- _Work instructions_:
Only the number is wanted: how many lines of these entries contain the word "practice"?

- _Dataset rows_:
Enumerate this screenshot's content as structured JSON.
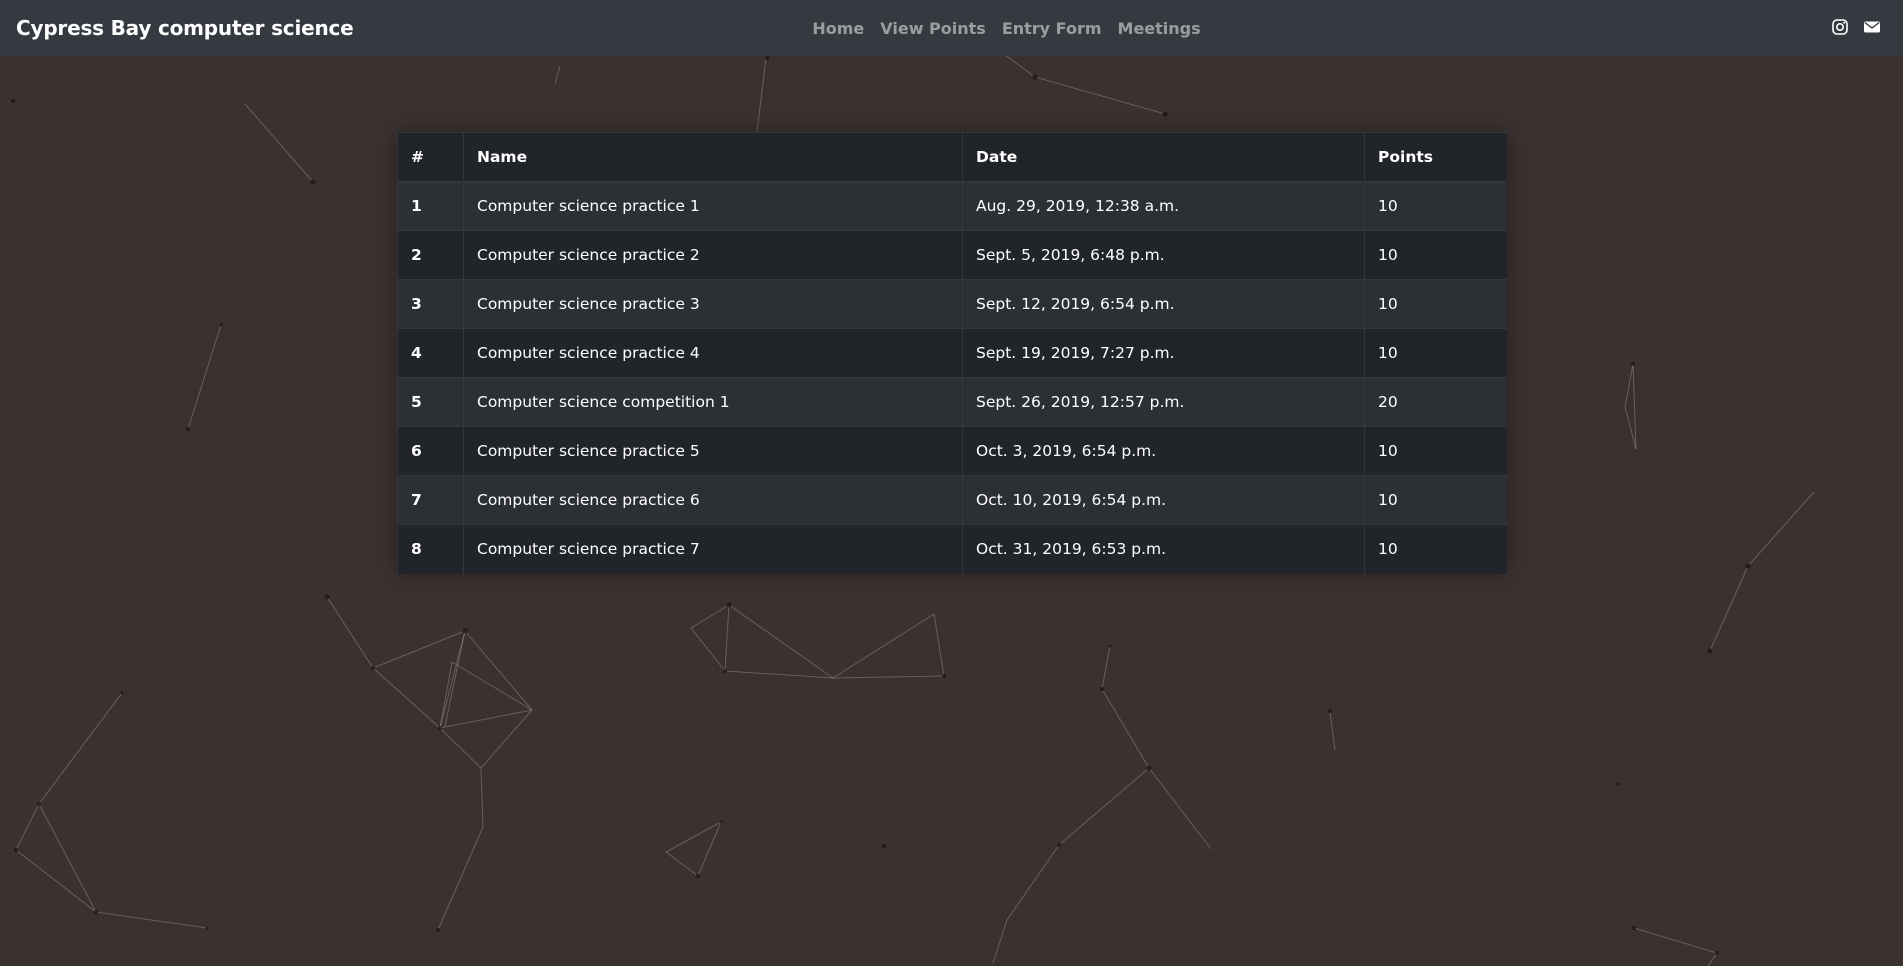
{
  "navbar": {
    "brand": "Cypress Bay computer science",
    "links": [
      "Home",
      "View Points",
      "Entry Form",
      "Meetings"
    ],
    "icons": [
      "instagram-icon",
      "email-icon"
    ]
  },
  "table": {
    "headers": [
      "#",
      "Name",
      "Date",
      "Points"
    ],
    "rows": [
      [
        "1",
        "Computer science practice 1",
        "Aug. 29, 2019, 12:38 a.m.",
        "10"
      ],
      [
        "2",
        "Computer science practice 2",
        "Sept. 5, 2019, 6:48 p.m.",
        "10"
      ],
      [
        "3",
        "Computer science practice 3",
        "Sept. 12, 2019, 6:54 p.m.",
        "10"
      ],
      [
        "4",
        "Computer science practice 4",
        "Sept. 19, 2019, 7:27 p.m.",
        "10"
      ],
      [
        "5",
        "Computer science competition 1",
        "Sept. 26, 2019, 12:57 p.m.",
        "20"
      ],
      [
        "6",
        "Computer science practice 5",
        "Oct. 3, 2019, 6:54 p.m.",
        "10"
      ],
      [
        "7",
        "Computer science practice 6",
        "Oct. 10, 2019, 6:54 p.m.",
        "10"
      ],
      [
        "8",
        "Computer science practice 7",
        "Oct. 31, 2019, 6:53 p.m.",
        "10"
      ]
    ]
  },
  "colors": {
    "background": "#3b3130",
    "navbar": "#343a40",
    "table_dark": "#212529",
    "table_stripe": "#2c3034"
  }
}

- _Solved problem_:
7